### [LISTED RECORDS]
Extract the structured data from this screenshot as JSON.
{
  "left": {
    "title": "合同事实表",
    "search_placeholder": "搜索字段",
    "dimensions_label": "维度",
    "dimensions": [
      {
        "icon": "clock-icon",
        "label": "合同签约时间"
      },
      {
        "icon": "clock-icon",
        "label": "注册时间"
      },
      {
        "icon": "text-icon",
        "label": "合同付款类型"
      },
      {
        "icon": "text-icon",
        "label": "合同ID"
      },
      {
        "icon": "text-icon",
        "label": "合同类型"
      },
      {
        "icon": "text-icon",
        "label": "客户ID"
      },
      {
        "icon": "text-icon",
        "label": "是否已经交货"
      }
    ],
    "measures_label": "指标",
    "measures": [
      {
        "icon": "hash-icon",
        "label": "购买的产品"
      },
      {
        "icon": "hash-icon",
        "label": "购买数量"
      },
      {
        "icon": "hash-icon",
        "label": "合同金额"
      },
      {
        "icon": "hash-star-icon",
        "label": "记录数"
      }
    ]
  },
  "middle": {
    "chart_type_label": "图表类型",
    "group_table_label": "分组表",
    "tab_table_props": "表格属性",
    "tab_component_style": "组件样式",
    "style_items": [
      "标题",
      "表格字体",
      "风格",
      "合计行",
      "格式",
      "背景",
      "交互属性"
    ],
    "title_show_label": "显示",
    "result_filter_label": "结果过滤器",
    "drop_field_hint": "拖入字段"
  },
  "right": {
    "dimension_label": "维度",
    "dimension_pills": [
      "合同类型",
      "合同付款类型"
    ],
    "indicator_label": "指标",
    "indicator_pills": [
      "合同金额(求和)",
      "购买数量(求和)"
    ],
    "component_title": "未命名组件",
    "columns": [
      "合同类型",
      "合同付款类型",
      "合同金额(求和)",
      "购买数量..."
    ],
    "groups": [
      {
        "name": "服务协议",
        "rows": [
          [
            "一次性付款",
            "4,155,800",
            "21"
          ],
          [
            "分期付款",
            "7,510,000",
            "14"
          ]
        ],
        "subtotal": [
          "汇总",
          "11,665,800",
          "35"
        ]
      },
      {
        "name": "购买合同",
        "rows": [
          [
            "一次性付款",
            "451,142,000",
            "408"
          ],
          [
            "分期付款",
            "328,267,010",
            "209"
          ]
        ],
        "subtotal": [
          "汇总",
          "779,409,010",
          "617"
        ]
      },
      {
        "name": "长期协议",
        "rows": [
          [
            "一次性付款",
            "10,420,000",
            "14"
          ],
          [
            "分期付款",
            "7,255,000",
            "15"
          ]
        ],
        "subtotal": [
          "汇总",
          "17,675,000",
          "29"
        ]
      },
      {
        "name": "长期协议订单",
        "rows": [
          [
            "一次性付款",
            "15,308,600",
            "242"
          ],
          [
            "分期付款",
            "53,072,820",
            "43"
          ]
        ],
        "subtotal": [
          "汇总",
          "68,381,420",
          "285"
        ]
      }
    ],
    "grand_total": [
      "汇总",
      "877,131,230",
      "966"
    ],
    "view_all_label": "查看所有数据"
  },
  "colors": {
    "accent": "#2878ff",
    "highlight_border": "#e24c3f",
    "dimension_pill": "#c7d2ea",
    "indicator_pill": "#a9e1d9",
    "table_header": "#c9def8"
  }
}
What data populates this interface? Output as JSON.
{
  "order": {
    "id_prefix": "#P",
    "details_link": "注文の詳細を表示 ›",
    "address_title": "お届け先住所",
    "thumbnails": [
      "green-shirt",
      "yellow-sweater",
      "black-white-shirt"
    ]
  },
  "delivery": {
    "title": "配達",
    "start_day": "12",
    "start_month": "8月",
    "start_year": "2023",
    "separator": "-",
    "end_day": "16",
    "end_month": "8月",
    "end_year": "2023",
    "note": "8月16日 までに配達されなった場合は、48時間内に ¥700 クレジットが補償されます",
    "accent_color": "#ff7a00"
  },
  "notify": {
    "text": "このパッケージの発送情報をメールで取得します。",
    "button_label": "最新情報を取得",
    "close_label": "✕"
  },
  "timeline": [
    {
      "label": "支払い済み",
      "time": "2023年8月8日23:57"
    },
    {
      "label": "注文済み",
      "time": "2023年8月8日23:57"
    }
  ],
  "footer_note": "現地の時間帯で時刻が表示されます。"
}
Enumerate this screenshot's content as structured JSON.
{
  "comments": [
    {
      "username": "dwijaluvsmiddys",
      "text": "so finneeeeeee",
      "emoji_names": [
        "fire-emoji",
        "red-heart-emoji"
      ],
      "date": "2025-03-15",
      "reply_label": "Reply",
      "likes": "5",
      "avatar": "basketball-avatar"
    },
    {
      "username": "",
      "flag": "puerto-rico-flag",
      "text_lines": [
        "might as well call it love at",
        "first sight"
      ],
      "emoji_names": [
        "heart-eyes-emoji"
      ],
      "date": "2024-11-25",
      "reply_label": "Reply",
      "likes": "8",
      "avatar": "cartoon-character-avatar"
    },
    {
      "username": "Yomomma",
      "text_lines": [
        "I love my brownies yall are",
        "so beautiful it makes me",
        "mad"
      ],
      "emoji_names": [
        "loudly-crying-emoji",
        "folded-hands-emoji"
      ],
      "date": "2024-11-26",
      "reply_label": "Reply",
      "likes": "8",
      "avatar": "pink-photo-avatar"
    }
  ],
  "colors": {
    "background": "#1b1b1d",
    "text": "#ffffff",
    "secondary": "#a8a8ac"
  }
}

### [EXERCISE AIM]
Count every line above that holds the word "this", and state the number and nothing more.

### [RESULT]
3